* **WHAT IS BEING ASKED**: Give back only the lines from the one with "Enumerate this chart's" through the last line of the data, exactly as they appear.

* **GIVEN ENTRIES**:
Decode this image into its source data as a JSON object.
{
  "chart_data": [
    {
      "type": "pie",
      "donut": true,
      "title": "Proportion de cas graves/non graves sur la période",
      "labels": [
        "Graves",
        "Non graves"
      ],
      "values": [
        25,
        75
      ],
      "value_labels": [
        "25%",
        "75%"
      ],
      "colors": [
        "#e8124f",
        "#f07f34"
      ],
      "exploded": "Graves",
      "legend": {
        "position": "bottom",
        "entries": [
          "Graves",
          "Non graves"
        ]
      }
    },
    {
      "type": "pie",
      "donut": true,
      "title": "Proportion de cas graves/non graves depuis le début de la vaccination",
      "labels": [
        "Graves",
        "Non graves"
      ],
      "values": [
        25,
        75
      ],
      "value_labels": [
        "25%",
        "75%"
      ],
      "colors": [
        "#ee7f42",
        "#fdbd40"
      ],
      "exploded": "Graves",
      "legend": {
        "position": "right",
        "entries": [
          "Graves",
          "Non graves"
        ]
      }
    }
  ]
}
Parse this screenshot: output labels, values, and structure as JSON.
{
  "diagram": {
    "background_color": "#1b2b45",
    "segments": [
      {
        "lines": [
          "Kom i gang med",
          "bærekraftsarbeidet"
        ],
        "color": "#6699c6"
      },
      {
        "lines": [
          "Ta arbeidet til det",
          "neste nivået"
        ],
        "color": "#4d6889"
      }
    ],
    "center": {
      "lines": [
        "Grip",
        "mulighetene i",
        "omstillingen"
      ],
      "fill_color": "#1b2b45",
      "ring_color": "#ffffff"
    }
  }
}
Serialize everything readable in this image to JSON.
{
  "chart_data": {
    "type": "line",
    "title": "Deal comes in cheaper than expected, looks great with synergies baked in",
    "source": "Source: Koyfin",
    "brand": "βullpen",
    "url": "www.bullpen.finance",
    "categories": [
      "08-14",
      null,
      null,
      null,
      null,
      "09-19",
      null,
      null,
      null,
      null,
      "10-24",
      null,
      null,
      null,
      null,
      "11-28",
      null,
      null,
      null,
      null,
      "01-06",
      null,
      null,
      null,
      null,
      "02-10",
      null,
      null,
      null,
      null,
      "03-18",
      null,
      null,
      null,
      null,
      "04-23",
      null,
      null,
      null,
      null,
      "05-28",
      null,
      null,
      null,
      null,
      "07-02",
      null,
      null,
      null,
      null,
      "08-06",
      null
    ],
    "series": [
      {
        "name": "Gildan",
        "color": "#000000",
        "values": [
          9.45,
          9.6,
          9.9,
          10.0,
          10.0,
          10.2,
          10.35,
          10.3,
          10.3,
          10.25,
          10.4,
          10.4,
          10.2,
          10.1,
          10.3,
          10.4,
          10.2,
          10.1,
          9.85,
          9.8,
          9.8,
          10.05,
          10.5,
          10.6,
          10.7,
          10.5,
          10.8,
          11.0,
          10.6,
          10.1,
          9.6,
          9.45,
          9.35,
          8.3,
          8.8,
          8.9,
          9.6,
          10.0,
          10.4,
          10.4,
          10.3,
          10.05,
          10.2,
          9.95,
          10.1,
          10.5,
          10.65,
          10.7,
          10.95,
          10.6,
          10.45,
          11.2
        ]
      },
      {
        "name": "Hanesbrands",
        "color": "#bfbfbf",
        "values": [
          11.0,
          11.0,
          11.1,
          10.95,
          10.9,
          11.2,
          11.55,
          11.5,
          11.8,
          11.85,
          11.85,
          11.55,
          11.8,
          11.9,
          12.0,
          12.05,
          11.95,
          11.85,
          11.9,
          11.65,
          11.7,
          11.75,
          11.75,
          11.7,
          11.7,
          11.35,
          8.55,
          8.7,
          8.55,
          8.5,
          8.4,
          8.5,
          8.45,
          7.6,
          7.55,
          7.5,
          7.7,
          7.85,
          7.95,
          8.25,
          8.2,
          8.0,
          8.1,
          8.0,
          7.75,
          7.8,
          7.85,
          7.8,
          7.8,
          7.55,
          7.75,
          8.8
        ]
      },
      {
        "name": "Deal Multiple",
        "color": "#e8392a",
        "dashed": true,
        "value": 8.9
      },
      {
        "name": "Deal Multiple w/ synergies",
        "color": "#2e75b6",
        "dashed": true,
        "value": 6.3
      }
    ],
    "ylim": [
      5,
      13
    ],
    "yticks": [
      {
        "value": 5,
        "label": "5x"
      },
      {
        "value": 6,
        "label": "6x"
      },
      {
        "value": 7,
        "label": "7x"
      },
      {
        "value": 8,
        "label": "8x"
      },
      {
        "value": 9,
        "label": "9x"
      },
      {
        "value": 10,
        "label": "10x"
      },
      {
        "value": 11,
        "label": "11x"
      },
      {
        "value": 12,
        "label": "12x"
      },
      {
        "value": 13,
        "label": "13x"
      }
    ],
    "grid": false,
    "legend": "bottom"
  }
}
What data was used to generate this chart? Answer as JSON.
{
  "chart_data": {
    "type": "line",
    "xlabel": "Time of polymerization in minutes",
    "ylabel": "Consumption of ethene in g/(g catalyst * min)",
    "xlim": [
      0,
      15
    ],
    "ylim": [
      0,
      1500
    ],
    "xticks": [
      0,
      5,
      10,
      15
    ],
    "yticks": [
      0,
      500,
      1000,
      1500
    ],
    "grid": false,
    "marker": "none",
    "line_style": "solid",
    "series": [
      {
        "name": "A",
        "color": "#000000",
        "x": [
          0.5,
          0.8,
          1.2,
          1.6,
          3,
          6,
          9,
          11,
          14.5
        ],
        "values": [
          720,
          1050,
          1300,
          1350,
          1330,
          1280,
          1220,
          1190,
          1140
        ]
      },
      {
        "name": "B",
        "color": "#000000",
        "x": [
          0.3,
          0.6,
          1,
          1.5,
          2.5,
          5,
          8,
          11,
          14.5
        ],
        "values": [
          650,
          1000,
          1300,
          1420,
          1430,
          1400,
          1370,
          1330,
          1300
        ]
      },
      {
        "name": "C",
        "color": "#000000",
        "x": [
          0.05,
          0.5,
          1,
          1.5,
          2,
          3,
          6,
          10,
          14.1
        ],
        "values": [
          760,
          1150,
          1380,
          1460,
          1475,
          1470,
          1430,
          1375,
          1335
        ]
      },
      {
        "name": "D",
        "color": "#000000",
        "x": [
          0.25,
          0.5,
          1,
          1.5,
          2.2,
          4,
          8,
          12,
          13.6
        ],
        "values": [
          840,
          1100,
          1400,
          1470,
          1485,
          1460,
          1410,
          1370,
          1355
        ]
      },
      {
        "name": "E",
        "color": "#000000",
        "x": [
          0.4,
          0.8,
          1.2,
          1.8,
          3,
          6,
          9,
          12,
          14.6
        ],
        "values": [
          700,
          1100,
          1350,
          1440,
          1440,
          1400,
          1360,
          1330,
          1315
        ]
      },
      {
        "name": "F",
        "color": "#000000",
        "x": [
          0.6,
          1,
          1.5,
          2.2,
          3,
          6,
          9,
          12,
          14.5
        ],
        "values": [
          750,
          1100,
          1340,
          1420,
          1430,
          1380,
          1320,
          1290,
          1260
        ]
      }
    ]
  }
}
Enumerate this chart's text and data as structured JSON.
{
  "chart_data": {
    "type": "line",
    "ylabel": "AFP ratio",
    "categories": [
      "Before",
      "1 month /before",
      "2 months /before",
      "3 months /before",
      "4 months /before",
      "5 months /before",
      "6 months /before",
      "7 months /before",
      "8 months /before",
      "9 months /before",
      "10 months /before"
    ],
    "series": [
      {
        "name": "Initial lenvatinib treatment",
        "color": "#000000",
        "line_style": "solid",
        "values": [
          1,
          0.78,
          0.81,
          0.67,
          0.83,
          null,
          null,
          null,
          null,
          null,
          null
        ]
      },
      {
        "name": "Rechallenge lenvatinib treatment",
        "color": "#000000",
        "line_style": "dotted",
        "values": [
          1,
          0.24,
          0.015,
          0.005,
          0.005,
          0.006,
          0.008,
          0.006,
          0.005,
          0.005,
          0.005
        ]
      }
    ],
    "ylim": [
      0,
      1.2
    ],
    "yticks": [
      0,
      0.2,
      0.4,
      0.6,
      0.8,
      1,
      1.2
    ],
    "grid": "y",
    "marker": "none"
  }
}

* **RESULT**:
Enumerate this chart's text and data as structured JSON.
{
  "chart_data": {
    "type": "line",
    "ylabel": "AFP ratio",
    "categories": [
      "Before",
      "1 month /before",
      "2 months /before",
      "3 months /before",
      "4 months /before",
      "5 months /before",
      "6 months /before",
      "7 months /before",
      "8 months /before",
      "9 months /before",
      "10 months /before"
    ],
    "series": [
      {
        "name": "Initial lenvatinib treatment",
        "color": "#000000",
        "line_style": "solid",
        "values": [
          1,
          0.78,
          0.81,
          0.67,
          0.83,
          null,
          null,
          null,
          null,
          null,
          null
        ]
      },
      {
        "name": "Rechallenge lenvatinib treatment",
        "color": "#000000",
        "line_style": "dotted",
        "values": [
          1,
          0.24,
          0.015,
          0.005,
          0.005,
          0.006,
          0.008,
          0.006,
          0.005,
          0.005,
          0.005
        ]
      }
    ],
    "ylim": [
      0,
      1.2
    ],
    "yticks": [
      0,
      0.2,
      0.4,
      0.6,
      0.8,
      1,
      1.2
    ],
    "grid": "y",
    "marker": "none"
  }
}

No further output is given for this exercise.